> **WHAT YOU SHOULD DO**: This exercise asks for a copy of each line in the records below with the word "AirID" in it.

[Opening RECORDS SHOWN section]

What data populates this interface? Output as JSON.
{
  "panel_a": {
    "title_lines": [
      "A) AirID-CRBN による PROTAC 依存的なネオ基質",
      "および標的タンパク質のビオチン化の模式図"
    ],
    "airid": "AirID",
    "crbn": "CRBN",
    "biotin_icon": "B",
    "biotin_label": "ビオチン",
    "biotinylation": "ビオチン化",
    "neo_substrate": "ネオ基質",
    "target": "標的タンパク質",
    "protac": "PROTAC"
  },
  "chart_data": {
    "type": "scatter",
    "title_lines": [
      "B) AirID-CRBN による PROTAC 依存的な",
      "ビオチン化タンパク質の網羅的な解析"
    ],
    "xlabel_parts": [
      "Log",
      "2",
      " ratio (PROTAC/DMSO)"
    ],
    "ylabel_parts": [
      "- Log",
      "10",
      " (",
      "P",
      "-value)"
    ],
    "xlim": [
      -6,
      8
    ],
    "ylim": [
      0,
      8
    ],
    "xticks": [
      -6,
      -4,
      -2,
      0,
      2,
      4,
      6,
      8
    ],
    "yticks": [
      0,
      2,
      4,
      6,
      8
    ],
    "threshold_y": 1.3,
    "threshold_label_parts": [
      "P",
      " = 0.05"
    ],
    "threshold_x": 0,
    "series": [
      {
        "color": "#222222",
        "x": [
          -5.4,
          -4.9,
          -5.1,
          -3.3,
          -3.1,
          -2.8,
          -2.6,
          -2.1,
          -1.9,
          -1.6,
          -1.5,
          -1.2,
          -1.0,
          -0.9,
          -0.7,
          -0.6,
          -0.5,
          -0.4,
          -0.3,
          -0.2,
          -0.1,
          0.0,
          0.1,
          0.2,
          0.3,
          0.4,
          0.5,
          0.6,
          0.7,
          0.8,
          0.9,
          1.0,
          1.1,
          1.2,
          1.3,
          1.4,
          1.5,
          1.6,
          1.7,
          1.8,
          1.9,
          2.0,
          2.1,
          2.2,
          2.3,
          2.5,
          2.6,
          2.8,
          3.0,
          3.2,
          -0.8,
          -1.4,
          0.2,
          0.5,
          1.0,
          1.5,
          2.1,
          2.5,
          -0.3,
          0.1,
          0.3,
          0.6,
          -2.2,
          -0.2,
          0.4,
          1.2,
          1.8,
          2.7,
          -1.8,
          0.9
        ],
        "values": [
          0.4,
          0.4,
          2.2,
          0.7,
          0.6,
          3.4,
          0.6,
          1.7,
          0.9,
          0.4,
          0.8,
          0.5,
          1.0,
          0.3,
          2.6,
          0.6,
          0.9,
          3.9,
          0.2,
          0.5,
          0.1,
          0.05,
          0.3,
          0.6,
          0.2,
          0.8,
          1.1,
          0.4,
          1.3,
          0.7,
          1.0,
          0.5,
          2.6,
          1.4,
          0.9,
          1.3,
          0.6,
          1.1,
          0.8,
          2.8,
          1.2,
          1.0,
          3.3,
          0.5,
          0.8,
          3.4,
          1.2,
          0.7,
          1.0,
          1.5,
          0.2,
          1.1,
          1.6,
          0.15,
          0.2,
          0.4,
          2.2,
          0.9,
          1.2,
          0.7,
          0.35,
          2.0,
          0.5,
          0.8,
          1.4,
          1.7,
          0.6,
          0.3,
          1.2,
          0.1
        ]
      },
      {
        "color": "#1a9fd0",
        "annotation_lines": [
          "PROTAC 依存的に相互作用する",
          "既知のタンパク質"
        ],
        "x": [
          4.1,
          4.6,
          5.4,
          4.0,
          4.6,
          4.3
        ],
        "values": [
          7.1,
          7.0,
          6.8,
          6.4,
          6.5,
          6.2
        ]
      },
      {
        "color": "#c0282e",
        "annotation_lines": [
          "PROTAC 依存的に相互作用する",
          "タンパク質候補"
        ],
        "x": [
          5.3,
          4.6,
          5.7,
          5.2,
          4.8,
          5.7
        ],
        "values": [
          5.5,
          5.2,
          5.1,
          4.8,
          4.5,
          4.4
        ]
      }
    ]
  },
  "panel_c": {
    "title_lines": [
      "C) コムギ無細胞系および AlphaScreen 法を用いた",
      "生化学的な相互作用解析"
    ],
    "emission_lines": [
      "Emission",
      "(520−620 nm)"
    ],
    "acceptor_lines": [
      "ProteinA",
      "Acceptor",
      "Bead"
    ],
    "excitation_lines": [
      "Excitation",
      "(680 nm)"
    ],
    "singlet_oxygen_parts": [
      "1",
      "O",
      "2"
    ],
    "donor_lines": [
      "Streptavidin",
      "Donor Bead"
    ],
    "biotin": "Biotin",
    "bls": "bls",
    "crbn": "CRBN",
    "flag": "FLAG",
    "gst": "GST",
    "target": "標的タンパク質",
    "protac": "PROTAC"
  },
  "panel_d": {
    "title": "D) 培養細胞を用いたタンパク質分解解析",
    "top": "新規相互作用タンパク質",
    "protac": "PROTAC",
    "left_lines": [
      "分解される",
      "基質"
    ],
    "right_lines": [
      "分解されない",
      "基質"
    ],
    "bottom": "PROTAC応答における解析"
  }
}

[Closing RECORDS SHOWN section]

> **TASK RESPONSE**:
      "A) AirID-CRBN による PROTAC 依存的なネオ基質",
    "airid": "AirID",
      "B) AirID-CRBN による PROTAC 依存的な",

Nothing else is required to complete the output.